## Task to carry out
Transcribe the entries exactly; images are not part of the copy.

Stored items from a collection:
··········

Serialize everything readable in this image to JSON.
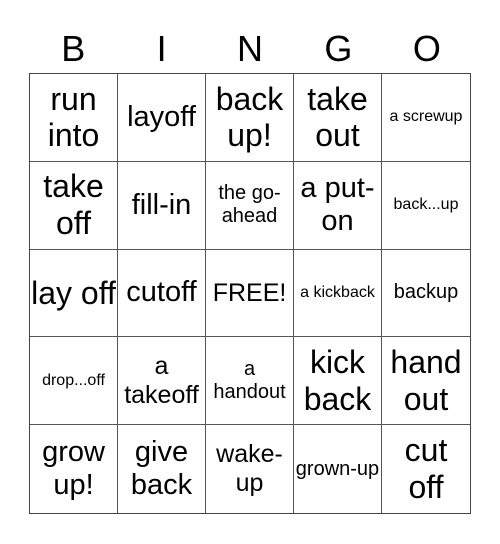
{
  "header": {
    "letters": [
      "B",
      "I",
      "N",
      "G",
      "O"
    ]
  },
  "cells": [
    {
      "text": "run into",
      "size": "xl"
    },
    {
      "text": "layoff",
      "size": "l"
    },
    {
      "text": "back up!",
      "size": "xl"
    },
    {
      "text": "take out",
      "size": "xl"
    },
    {
      "text": "a screwup",
      "size": "xs"
    },
    {
      "text": "take off",
      "size": "xl"
    },
    {
      "text": "fill-in",
      "size": "l"
    },
    {
      "text": "the go-ahead",
      "size": "s"
    },
    {
      "text": "a put-on",
      "size": "l"
    },
    {
      "text": "back...up",
      "size": "xs"
    },
    {
      "text": "lay off",
      "size": "xl"
    },
    {
      "text": "cutoff",
      "size": "l"
    },
    {
      "text": "FREE!",
      "size": "m"
    },
    {
      "text": "a kickback",
      "size": "xs"
    },
    {
      "text": "backup",
      "size": "s"
    },
    {
      "text": "drop...off",
      "size": "xs"
    },
    {
      "text": "a takeoff",
      "size": "m"
    },
    {
      "text": "a handout",
      "size": "s"
    },
    {
      "text": "kick back",
      "size": "xl"
    },
    {
      "text": "hand out",
      "size": "xl"
    },
    {
      "text": "grow up!",
      "size": "l"
    },
    {
      "text": "give back",
      "size": "l"
    },
    {
      "text": "wake-up",
      "size": "m"
    },
    {
      "text": "grown-up",
      "size": "s"
    },
    {
      "text": "cut off",
      "size": "xl"
    }
  ]
}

··········

## Answer to the task
Serialize everything readable in this image to JSON.
{
  "header": {
    "letters": [
      "B",
      "I",
      "N",
      "G",
      "O"
    ]
  },
  "cells": [
    {
      "text": "run into",
      "size": "xl"
    },
    {
      "text": "layoff",
      "size": "l"
    },
    {
      "text": "back up!",
      "size": "xl"
    },
    {
      "text": "take out",
      "size": "xl"
    },
    {
      "text": "a screwup",
      "size": "xs"
    },
    {
      "text": "take off",
      "size": "xl"
    },
    {
      "text": "fill-in",
      "size": "l"
    },
    {
      "text": "the go-ahead",
      "size": "s"
    },
    {
      "text": "a put-on",
      "size": "l"
    },
    {
      "text": "back...up",
      "size": "xs"
    },
    {
      "text": "lay off",
      "size": "xl"
    },
    {
      "text": "cutoff",
      "size": "l"
    },
    {
      "text": "FREE!",
      "size": "m"
    },
    {
      "text": "a kickback",
      "size": "xs"
    },
    {
      "text": "backup",
      "size": "s"
    },
    {
      "text": "drop...off",
      "size": "xs"
    },
    {
      "text": "a takeoff",
      "size": "m"
    },
    {
      "text": "a handout",
      "size": "s"
    },
    {
      "text": "kick back",
      "size": "xl"
    },
    {
      "text": "hand out",
      "size": "xl"
    },
    {
      "text": "grow up!",
      "size": "l"
    },
    {
      "text": "give back",
      "size": "l"
    },
    {
      "text": "wake-up",
      "size": "m"
    },
    {
      "text": "grown-up",
      "size": "s"
    },
    {
      "text": "cut off",
      "size": "xl"
    }
  ]
}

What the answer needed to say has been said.